Exercise directions: Please count the lines below that contain the word "étude", and reply with that number alone.

────────────────

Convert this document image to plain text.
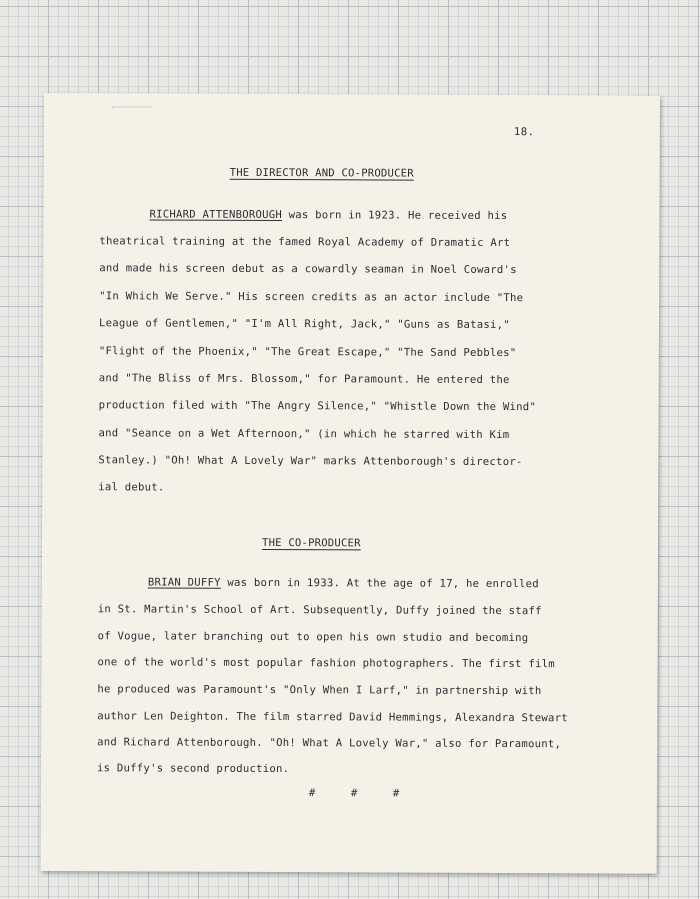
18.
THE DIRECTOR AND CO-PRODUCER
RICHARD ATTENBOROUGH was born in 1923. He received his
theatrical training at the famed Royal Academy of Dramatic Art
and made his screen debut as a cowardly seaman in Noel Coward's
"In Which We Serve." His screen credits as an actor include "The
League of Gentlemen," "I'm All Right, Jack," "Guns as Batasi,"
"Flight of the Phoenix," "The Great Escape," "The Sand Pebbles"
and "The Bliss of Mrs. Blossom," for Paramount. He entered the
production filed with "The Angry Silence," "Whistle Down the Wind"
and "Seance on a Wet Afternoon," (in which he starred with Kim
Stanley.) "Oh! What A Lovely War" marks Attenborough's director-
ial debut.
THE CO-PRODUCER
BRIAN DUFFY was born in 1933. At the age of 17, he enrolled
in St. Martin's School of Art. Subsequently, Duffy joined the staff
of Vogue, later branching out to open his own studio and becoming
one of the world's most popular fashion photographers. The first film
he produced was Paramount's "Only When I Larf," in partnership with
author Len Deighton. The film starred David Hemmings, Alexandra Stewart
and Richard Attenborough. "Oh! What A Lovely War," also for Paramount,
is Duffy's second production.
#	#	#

────────────────

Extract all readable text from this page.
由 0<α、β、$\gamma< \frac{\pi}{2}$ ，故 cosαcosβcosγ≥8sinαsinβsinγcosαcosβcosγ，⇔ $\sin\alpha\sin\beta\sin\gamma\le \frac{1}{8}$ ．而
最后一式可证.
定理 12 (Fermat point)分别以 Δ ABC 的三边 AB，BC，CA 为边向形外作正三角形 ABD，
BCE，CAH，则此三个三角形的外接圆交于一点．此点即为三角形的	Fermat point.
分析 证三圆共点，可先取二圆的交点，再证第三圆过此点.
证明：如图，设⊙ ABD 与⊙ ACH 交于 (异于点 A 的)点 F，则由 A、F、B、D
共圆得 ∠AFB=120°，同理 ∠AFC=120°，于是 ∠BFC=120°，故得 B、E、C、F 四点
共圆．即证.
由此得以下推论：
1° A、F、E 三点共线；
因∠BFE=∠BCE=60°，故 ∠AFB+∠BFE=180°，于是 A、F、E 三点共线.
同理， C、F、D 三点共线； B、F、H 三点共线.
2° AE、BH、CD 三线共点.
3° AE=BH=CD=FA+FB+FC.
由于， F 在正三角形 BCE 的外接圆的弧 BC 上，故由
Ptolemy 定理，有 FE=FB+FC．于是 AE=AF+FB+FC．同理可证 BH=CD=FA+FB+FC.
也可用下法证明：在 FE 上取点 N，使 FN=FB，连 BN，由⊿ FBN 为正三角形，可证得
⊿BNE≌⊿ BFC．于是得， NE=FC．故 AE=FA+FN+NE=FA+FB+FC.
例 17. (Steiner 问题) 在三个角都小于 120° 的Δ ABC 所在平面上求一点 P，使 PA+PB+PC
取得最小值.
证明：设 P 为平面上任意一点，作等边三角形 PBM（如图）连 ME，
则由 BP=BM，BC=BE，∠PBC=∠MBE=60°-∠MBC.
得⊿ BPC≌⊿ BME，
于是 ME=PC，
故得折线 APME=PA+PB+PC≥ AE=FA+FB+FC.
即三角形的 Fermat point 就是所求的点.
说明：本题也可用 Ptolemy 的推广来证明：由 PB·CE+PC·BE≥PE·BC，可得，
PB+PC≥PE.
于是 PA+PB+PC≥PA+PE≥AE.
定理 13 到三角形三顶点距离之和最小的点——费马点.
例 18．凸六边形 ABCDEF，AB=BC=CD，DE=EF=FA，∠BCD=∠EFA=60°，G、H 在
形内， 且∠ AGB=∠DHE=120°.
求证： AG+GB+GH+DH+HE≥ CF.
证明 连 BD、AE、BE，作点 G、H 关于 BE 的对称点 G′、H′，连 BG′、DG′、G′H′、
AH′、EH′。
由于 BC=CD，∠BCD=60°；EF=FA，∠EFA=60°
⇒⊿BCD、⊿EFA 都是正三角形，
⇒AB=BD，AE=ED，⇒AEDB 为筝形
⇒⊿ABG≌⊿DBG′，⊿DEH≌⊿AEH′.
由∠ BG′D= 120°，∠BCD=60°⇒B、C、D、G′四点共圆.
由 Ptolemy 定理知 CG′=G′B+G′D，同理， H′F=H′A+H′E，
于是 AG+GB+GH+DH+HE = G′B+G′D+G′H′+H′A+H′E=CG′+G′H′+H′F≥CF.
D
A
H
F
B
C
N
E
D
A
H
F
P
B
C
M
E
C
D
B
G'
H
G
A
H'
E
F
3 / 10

────────────────

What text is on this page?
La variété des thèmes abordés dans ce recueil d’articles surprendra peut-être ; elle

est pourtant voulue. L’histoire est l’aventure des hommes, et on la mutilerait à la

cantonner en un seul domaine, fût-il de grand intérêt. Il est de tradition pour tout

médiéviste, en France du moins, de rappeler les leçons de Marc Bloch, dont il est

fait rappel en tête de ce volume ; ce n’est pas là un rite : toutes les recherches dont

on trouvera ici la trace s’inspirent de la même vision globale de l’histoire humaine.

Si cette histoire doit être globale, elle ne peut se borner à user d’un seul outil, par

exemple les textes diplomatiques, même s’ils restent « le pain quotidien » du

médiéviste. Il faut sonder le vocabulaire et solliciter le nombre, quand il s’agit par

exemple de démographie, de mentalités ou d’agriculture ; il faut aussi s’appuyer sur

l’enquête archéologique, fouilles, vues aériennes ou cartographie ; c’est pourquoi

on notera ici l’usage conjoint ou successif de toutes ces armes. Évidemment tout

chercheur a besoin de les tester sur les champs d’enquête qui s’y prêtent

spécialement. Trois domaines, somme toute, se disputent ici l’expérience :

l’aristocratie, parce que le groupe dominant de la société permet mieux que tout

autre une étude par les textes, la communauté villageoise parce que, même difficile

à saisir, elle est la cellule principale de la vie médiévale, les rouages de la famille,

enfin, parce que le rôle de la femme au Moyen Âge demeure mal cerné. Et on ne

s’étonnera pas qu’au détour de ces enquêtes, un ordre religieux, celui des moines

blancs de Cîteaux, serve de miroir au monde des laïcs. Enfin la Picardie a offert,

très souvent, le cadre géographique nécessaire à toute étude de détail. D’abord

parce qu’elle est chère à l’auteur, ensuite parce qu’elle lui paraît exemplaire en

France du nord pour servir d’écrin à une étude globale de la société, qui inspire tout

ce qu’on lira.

────────────────

Task answer: 3